-- Start of ENTRIES PROVIDED --
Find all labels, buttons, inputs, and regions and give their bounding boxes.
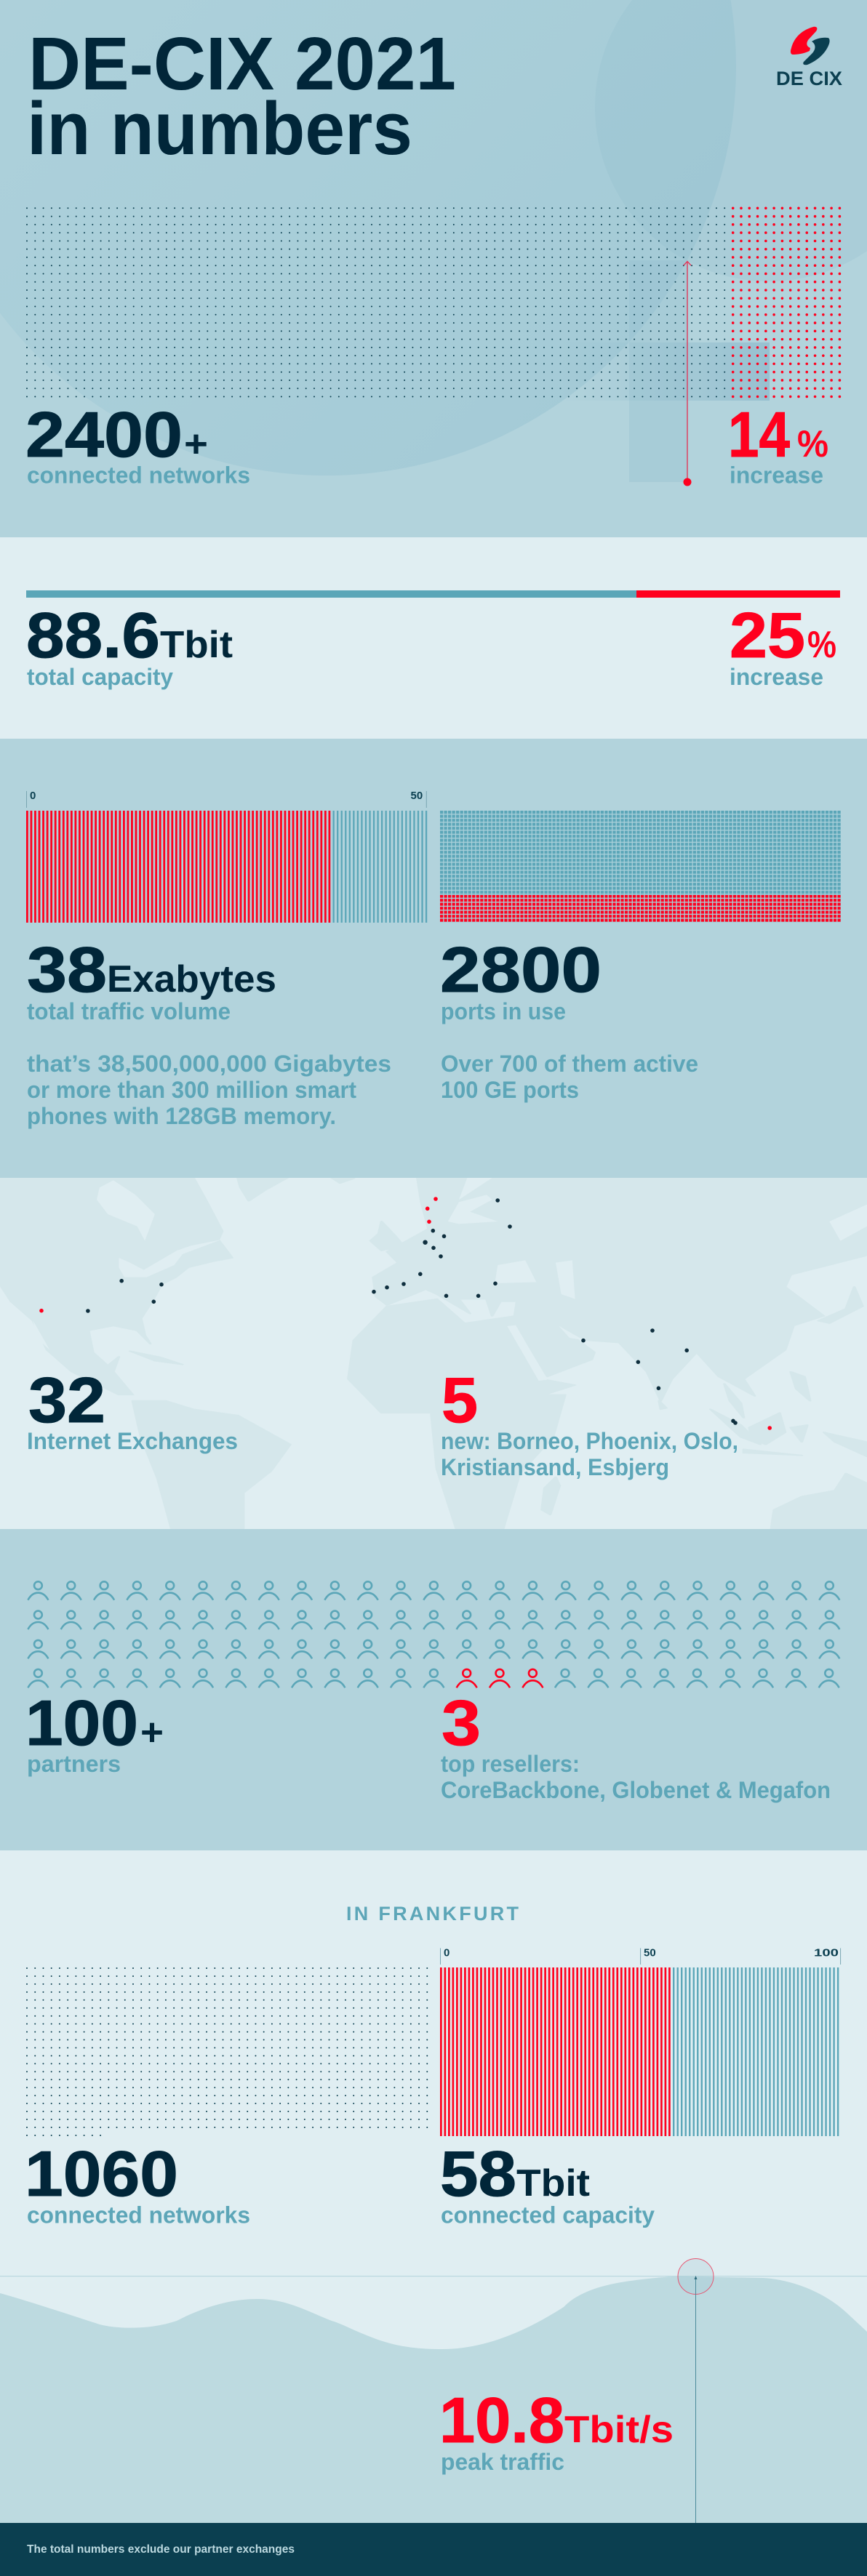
panel: partners — [0, 1529, 867, 1850]
area chart: peak traffic — [0, 2276, 867, 2523]
stat: 2400: 2400 — [25, 398, 183, 470]
label: top resellers: CoreBackbone, Globenet & Megafon — [441, 1777, 831, 1803]
arrow: increase marker — [684, 262, 691, 486]
unit: Exabytes: Exabytes — [107, 958, 276, 1000]
label: top resellers: top resellers: — [441, 1751, 580, 1777]
unit: Tbit/s: Tbit/s — [564, 2409, 674, 2451]
label: total capacity: total capacity — [27, 664, 173, 690]
stat: 3: 3 — [442, 1687, 481, 1759]
stat: 10.8: 10.8 — [439, 2384, 564, 2456]
label: new exchanges: Kristiansand, Esbjerg — [441, 1454, 669, 1480]
bar chart: connected capacity stripes — [440, 1967, 841, 2136]
label: new exchanges: new: Borneo, Phoenix, Oslo, — [441, 1428, 738, 1454]
unit: Tbit: Tbit — [160, 624, 233, 666]
stat: 100: 100 — [25, 1687, 138, 1759]
bar: capacity — [26, 590, 840, 598]
stat: 58: 58 — [440, 2138, 516, 2210]
label: connected networks: connected networks — [27, 462, 250, 489]
icon array: 100 partners, 3 red — [28, 1581, 839, 1688]
unit: Tbit: Tbit — [516, 2162, 590, 2204]
chart axis: 0 to 100: 100 — [814, 1947, 839, 1959]
stat: 88.6: 88.6 — [26, 599, 160, 671]
stat: percent: % — [807, 624, 836, 666]
title: in numbers — [27, 87, 412, 170]
stat: plus sign: + — [140, 1712, 164, 1754]
label: Internet Exchanges: Internet Exchanges — [27, 1428, 238, 1454]
world map — [0, 1178, 867, 1528]
panel: total capacity — [0, 537, 867, 739]
label: increase: increase — [730, 462, 823, 489]
stat: 2800: 2800 — [440, 934, 602, 1006]
waffle chart: 2800 ports, 700 red — [440, 811, 841, 923]
chart axis: 0 to 50 — [26, 790, 426, 808]
stat: 14: 14 — [728, 398, 790, 470]
stat: 1060: 1060 — [25, 2138, 178, 2210]
title — [27, 22, 456, 170]
text block: traffic explanation: that’s 38,500,000,000 Gigabytes — [27, 1051, 391, 1077]
chart axis: 0 to 50: 0 — [30, 790, 36, 802]
chart axis: 0 to 100: 0 — [444, 1947, 450, 1959]
panel: in Frankfurt — [0, 1850, 867, 2523]
stat: 5: 5 — [442, 1364, 478, 1436]
title: DE-CIX 2021 — [28, 22, 456, 105]
label: connected networks: connected networks — [27, 2202, 250, 2228]
chart axis: 0 to 100: 50 — [644, 1947, 656, 1959]
stat: plus sign: + — [184, 423, 208, 465]
dot grid: 1060 networks — [27, 1968, 428, 2135]
map markers: new exchanges — [39, 1197, 772, 1430]
callout: peak marker — [678, 2258, 714, 2523]
label: increase: increase — [730, 664, 823, 690]
text block: ports explanation: Over 700 of them active — [441, 1051, 698, 1077]
chart axis: 0 to 50: 50 — [410, 790, 423, 802]
text block: ports explanation: 100 GE ports — [441, 1077, 579, 1103]
label: partners: partners — [27, 1751, 121, 1777]
heading: in Frankfurt: IN FRANKFURT — [346, 1903, 519, 1925]
label: peak traffic: peak traffic — [441, 2449, 564, 2475]
panel: traffic volume and ports — [0, 739, 867, 1178]
stat: 38: 38 — [27, 934, 107, 1006]
text block: traffic explanation: phones with 128GB memory. — [27, 1103, 336, 1129]
footer — [0, 2523, 867, 2576]
text block: traffic explanation — [27, 1051, 391, 1129]
text block: traffic explanation: or more than 300 million smart — [27, 1077, 356, 1103]
label: ports in use: ports in use — [441, 998, 566, 1024]
stat: 25: 25 — [730, 599, 805, 671]
label: top resellers — [441, 1751, 831, 1803]
bar chart: traffic volume stripes — [26, 811, 428, 923]
map markers: existing exchanges — [86, 1198, 738, 1425]
icon: DE-CIX logo — [776, 27, 842, 89]
text block: ports explanation — [441, 1051, 698, 1103]
label: total traffic volume: total traffic volume — [27, 998, 231, 1024]
stat: percent: % — [797, 423, 828, 465]
label: new exchanges — [441, 1428, 738, 1480]
background shapes — [0, 0, 867, 482]
chart axis: 0 to 100 — [441, 1947, 841, 1965]
dot grid: 2400 networks, 14% red — [27, 208, 840, 397]
label: connected capacity: connected capacity — [441, 2202, 655, 2228]
footnote: The total numbers exclude our partner exchanges — [27, 2543, 295, 2556]
stat: 32: 32 — [28, 1364, 105, 1436]
panel: internet exchanges map — [0, 1178, 867, 1529]
panel: header and connected networks — [20, 0, 866, 486]
icon: DE-CIX logo: DE CIX — [776, 68, 842, 89]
-- End of ENTRIES PROVIDED --
§ OBJECTIVE
Repeat the records above word for word, leaving out the pictures.

§ RESULT FOR THIS TASK
Find all labels, buttons, inputs, and regions and give their bounding boxes.
panel: partners — [0, 1529, 867, 1850]
area chart: peak traffic — [0, 2276, 867, 2523]
stat: 2400: 2400 — [25, 398, 183, 470]
label: top resellers: CoreBackbone, Globenet & Megafon — [441, 1777, 831, 1803]
arrow: increase marker — [684, 262, 691, 486]
unit: Exabytes: Exabytes — [107, 958, 276, 1000]
label: top resellers: top resellers: — [441, 1751, 580, 1777]
unit: Tbit/s: Tbit/s — [564, 2409, 674, 2451]
label: total capacity: total capacity — [27, 664, 173, 690]
stat: 3: 3 — [442, 1687, 481, 1759]
stat: 10.8: 10.8 — [439, 2384, 564, 2456]
label: new exchanges: Kristiansand, Esbjerg — [441, 1454, 669, 1480]
bar chart: connected capacity stripes — [440, 1967, 841, 2136]
label: new exchanges: new: Borneo, Phoenix, Oslo, — [441, 1428, 738, 1454]
unit: Tbit: Tbit — [160, 624, 233, 666]
stat: 100: 100 — [25, 1687, 138, 1759]
bar: capacity — [26, 590, 840, 598]
stat: 58: 58 — [440, 2138, 516, 2210]
label: connected networks: connected networks — [27, 462, 250, 489]
icon array: 100 partners, 3 red — [28, 1581, 839, 1688]
unit: Tbit: Tbit — [516, 2162, 590, 2204]
chart axis: 0 to 100: 100 — [814, 1947, 839, 1959]
stat: 88.6: 88.6 — [26, 599, 160, 671]
stat: percent: % — [807, 624, 836, 666]
title: in numbers — [27, 87, 412, 170]
stat: plus sign: + — [140, 1712, 164, 1754]
label: Internet Exchanges: Internet Exchanges — [27, 1428, 238, 1454]
world map — [0, 1178, 867, 1528]
panel: total capacity — [0, 537, 867, 739]
label: increase: increase — [730, 462, 823, 489]
stat: 2800: 2800 — [440, 934, 602, 1006]
waffle chart: 2800 ports, 700 red — [440, 811, 841, 923]
chart axis: 0 to 50 — [26, 790, 426, 808]
stat: 14: 14 — [728, 398, 790, 470]
stat: 1060: 1060 — [25, 2138, 178, 2210]
title — [27, 22, 456, 170]
text block: traffic explanation: that’s 38,500,000,000 Gigabytes — [27, 1051, 391, 1077]
chart axis: 0 to 50: 0 — [30, 790, 36, 802]
chart axis: 0 to 100: 0 — [444, 1947, 450, 1959]
panel: in Frankfurt — [0, 1850, 867, 2523]
stat: 5: 5 — [442, 1364, 478, 1436]
title: DE-CIX 2021 — [28, 22, 456, 105]
label: connected networks: connected networks — [27, 2202, 250, 2228]
chart axis: 0 to 100: 50 — [644, 1947, 656, 1959]
stat: plus sign: + — [184, 423, 208, 465]
dot grid: 1060 networks — [27, 1968, 428, 2135]
map markers: new exchanges — [39, 1197, 772, 1430]
callout: peak marker — [678, 2258, 714, 2523]
label: increase: increase — [730, 664, 823, 690]
text block: ports explanation: Over 700 of them active — [441, 1051, 698, 1077]
chart axis: 0 to 50: 50 — [410, 790, 423, 802]
text block: ports explanation: 100 GE ports — [441, 1077, 579, 1103]
label: partners: partners — [27, 1751, 121, 1777]
heading: in Frankfurt: IN FRANKFURT — [346, 1903, 519, 1925]
label: peak traffic: peak traffic — [441, 2449, 564, 2475]
panel: traffic volume and ports — [0, 739, 867, 1178]
stat: 38: 38 — [27, 934, 107, 1006]
text block: traffic explanation: phones with 128GB memory. — [27, 1103, 336, 1129]
footer — [0, 2523, 867, 2576]
text block: traffic explanation — [27, 1051, 391, 1129]
text block: traffic explanation: or more than 300 million smart — [27, 1077, 356, 1103]
label: ports in use: ports in use — [441, 998, 566, 1024]
stat: 25: 25 — [730, 599, 805, 671]
label: top resellers — [441, 1751, 831, 1803]
bar chart: traffic volume stripes — [26, 811, 428, 923]
map markers: existing exchanges — [86, 1198, 738, 1425]
icon: DE-CIX logo — [776, 27, 842, 89]
text block: ports explanation — [441, 1051, 698, 1103]
label: total traffic volume: total traffic volume — [27, 998, 231, 1024]
stat: percent: % — [797, 423, 828, 465]
label: new exchanges — [441, 1428, 738, 1480]
background shapes — [0, 0, 867, 482]
chart axis: 0 to 100 — [441, 1947, 841, 1965]
dot grid: 2400 networks, 14% red — [27, 208, 840, 397]
label: connected capacity: connected capacity — [441, 2202, 655, 2228]
footnote: The total numbers exclude our partner exchanges — [27, 2543, 295, 2556]
stat: 32: 32 — [28, 1364, 105, 1436]
panel: internet exchanges map — [0, 1178, 867, 1529]
panel: header and connected networks — [20, 0, 866, 486]
icon: DE-CIX logo: DE CIX — [776, 68, 842, 89]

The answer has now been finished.